Exercise requirements ▸ Identify all lines in the data containing the string "JSON". Copy them out.

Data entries
▼
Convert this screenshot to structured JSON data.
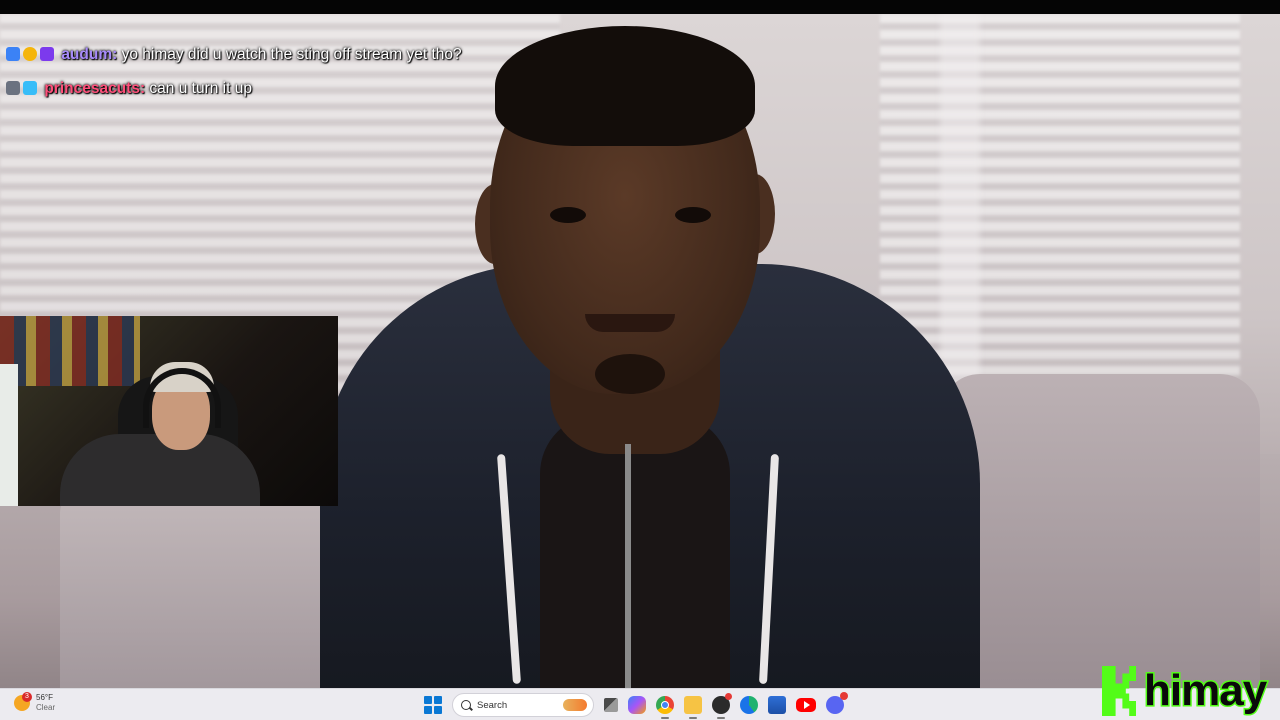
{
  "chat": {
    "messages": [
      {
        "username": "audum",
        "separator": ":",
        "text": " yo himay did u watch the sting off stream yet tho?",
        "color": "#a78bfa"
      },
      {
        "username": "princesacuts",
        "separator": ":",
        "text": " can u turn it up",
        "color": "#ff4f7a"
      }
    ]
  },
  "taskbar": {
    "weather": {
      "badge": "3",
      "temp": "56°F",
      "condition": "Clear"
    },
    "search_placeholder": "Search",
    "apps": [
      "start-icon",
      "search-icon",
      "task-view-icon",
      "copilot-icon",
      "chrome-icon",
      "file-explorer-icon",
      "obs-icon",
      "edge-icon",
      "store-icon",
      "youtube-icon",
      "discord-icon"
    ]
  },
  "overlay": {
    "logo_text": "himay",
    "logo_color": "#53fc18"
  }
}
▲
▼
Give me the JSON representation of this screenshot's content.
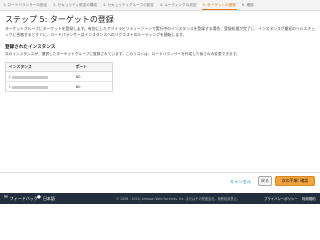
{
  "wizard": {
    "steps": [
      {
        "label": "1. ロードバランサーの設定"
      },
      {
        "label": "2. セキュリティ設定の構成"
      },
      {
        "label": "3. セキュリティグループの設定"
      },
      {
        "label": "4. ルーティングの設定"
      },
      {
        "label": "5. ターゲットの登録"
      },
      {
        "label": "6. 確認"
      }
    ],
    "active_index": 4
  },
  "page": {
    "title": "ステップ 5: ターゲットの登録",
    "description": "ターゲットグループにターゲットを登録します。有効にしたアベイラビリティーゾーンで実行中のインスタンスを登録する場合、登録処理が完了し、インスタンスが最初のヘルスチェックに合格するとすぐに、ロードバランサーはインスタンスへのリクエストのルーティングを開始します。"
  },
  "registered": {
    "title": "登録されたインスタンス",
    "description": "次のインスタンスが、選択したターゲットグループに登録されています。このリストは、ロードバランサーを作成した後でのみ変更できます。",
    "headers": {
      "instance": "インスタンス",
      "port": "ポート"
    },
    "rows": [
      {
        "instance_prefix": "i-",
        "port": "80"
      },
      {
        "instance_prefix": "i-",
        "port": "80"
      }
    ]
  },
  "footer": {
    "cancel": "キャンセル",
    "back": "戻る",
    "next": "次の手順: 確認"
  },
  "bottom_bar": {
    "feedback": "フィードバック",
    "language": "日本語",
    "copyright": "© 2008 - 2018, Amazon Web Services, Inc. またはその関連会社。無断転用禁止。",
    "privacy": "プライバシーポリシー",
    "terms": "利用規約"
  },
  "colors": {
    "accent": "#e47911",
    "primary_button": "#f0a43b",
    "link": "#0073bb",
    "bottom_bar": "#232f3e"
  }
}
▲
Complete output ▸
Convert this screenshot to structured JSON data.
Give me the JSON representation of this screenshot's content.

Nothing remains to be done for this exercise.